• [THE TASK]:
Below are the records. List every line holding the word "Settings".

• [SOURCE DATA]:
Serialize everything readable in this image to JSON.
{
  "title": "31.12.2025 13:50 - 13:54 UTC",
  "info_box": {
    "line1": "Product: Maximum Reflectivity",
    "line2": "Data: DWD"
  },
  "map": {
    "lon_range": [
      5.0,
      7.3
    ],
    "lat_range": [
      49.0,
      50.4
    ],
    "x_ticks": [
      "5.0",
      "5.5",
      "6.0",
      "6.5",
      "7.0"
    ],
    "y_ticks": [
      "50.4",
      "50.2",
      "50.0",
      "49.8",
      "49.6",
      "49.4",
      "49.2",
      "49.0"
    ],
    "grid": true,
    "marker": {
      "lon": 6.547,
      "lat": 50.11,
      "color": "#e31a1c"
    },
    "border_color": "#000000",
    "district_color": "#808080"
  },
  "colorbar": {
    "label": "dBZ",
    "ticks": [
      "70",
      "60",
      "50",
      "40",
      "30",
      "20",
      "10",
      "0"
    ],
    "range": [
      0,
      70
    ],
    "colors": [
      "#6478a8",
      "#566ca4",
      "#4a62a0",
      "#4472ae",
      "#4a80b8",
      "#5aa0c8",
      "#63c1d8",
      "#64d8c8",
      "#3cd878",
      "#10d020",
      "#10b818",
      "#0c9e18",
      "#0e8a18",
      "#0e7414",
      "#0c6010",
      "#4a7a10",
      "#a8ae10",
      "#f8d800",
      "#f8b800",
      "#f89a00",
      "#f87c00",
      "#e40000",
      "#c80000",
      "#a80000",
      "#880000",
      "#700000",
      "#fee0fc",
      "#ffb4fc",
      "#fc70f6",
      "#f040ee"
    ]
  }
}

--

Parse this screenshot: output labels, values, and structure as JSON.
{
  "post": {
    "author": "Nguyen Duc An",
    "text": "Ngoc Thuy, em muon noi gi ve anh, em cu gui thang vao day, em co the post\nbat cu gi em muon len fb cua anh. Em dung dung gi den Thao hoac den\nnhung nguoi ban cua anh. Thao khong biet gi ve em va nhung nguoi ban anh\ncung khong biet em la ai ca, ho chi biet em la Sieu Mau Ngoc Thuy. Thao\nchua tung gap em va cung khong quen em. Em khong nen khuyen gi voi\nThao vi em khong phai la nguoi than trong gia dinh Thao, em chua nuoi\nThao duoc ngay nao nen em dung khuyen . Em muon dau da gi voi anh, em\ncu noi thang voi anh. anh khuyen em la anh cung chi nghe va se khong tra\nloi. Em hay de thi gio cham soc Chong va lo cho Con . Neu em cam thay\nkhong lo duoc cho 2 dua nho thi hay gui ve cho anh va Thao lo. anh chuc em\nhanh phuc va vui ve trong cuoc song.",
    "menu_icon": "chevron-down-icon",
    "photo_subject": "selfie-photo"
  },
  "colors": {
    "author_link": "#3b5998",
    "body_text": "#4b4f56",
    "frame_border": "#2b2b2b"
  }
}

* * *

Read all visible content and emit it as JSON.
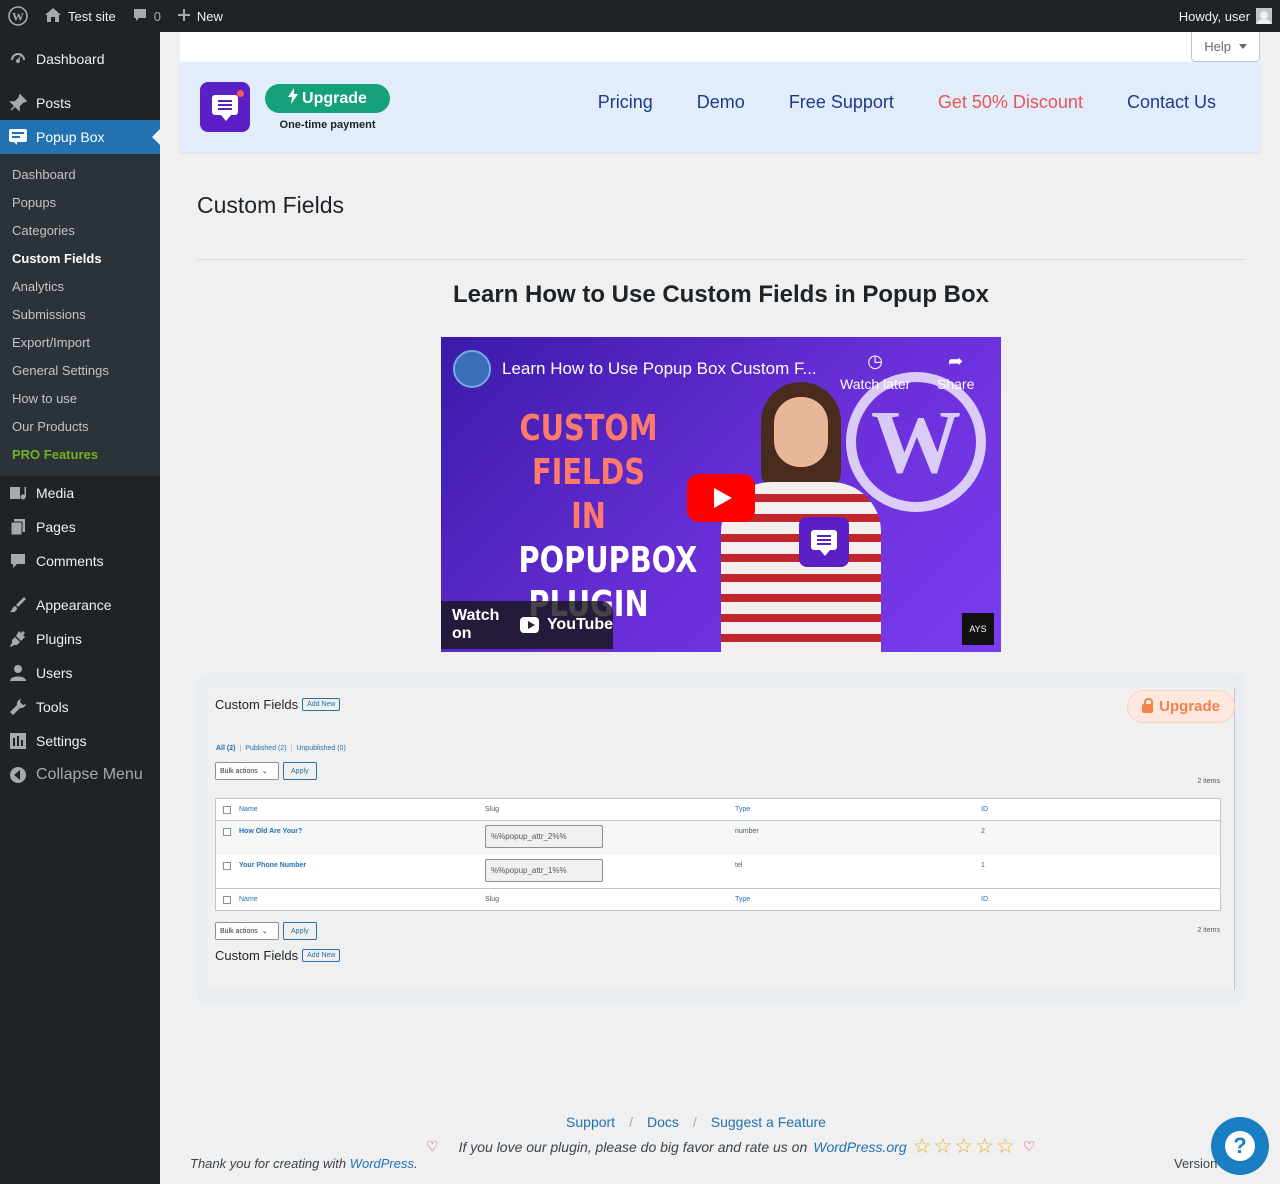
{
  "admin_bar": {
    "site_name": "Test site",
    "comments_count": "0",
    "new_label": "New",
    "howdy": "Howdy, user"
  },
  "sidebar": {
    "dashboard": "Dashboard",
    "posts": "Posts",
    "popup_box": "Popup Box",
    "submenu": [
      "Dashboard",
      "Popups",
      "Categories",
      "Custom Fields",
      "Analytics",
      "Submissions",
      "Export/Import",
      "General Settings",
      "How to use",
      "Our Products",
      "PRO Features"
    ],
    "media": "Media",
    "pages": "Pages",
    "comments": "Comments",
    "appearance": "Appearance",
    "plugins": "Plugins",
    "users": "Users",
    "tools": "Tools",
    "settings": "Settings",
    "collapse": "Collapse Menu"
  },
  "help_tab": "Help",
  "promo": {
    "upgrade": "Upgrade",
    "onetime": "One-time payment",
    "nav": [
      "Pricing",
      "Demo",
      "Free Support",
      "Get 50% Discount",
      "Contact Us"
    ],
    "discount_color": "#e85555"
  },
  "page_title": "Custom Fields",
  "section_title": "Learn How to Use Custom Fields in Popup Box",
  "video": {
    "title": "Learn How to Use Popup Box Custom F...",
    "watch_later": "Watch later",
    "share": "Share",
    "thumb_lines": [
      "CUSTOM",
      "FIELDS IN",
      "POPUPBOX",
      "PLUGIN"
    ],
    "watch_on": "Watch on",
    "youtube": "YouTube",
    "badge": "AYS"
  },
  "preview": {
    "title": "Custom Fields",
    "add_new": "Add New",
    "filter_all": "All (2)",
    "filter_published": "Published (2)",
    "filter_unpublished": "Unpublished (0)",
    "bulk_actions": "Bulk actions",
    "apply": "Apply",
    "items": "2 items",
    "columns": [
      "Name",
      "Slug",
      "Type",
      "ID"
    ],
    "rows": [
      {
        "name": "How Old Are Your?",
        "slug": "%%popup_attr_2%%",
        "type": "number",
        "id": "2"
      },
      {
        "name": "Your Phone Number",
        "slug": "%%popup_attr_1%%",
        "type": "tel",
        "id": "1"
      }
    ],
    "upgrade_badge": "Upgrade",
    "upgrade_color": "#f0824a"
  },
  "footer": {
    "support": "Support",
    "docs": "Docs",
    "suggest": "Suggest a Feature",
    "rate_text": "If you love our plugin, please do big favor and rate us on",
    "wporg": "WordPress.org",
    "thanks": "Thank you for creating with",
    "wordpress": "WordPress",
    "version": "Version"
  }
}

• [COMPLETE ANSWER]:
      "General Settings",
    "settings": "Settings",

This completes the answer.